§ **Records shown**:
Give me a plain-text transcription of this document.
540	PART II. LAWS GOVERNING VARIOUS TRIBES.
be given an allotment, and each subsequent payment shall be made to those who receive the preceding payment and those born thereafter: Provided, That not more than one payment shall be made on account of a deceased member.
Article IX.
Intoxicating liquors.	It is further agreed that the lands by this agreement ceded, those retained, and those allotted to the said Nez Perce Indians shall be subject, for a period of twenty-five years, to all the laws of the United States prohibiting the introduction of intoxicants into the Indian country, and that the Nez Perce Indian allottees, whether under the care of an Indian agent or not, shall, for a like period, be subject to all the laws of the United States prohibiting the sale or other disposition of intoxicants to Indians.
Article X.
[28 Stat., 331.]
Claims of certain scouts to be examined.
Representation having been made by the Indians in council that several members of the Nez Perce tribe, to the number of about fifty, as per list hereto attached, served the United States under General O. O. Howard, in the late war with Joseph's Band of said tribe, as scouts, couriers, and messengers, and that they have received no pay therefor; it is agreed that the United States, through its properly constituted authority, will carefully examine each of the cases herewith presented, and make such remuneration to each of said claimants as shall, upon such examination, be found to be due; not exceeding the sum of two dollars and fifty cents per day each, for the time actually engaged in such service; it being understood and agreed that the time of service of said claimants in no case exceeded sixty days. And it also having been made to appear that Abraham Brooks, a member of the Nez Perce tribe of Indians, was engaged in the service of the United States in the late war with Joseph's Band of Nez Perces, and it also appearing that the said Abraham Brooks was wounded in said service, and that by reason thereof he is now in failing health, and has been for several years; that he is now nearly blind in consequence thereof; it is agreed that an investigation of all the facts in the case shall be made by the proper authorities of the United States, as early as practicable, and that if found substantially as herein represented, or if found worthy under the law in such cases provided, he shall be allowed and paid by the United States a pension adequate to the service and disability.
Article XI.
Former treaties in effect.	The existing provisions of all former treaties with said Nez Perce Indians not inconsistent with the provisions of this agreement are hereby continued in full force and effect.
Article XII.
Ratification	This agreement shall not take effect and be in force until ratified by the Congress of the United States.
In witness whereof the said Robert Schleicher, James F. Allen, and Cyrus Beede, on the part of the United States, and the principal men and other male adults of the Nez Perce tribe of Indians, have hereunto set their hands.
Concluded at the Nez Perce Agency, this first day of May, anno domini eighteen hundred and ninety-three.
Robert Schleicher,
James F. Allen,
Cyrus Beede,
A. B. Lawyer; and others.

§ **Set task**:
Retype every entry word for word.

§ **The output**:
Give me a plain-text transcription of this document.
540	PART II. LAWS GOVERNING VARIOUS TRIBES.
be given an allotment, and each subsequent payment shall be made to those who receive the preceding payment and those born thereafter: Provided, That not more than one payment shall be made on account of a deceased member.
Article IX.
Intoxicating liquors.	It is further agreed that the lands by this agreement ceded, those retained, and those allotted to the said Nez Perce Indians shall be subject, for a period of twenty-five years, to all the laws of the United States prohibiting the introduction of intoxicants into the Indian country, and that the Nez Perce Indian allottees, whether under the care of an Indian agent or not, shall, for a like period, be subject to all the laws of the United States prohibiting the sale or other disposition of intoxicants to Indians.
Article X.
[28 Stat., 331.]
Claims of certain scouts to be examined.
Representation having been made by the Indians in council that several members of the Nez Perce tribe, to the number of about fifty, as per list hereto attached, served the United States under General O. O. Howard, in the late war with Joseph's Band of said tribe, as scouts, couriers, and messengers, and that they have received no pay therefor; it is agreed that the United States, through its properly constituted authority, will carefully examine each of the cases herewith presented, and make such remuneration to each of said claimants as shall, upon such examination, be found to be due; not exceeding the sum of two dollars and fifty cents per day each, for the time actually engaged in such service; it being understood and agreed that the time of service of said claimants in no case exceeded sixty days. And it also having been made to appear that Abraham Brooks, a member of the Nez Perce tribe of Indians, was engaged in the service of the United States in the late war with Joseph's Band of Nez Perces, and it also appearing that the said Abraham Brooks was wounded in said service, and that by reason thereof he is now in failing health, and has been for several years; that he is now nearly blind in consequence thereof; it is agreed that an investigation of all the facts in the case shall be made by the proper authorities of the United States, as early as practicable, and that if found substantially as herein represented, or if found worthy under the law in such cases provided, he shall be allowed and paid by the United States a pension adequate to the service and disability.
Article XI.
Former treaties in effect.	The existing provisions of all former treaties with said Nez Perce Indians not inconsistent with the provisions of this agreement are hereby continued in full force and effect.
Article XII.
Ratification	This agreement shall not take effect and be in force until ratified by the Congress of the United States.
In witness whereof the said Robert Schleicher, James F. Allen, and Cyrus Beede, on the part of the United States, and the principal men and other male adults of the Nez Perce tribe of Indians, have hereunto set their hands.
Concluded at the Nez Perce Agency, this first day of May, anno domini eighteen hundred and ninety-three.
Robert Schleicher,
James F. Allen,
Cyrus Beede,
A. B. Lawyer; and others.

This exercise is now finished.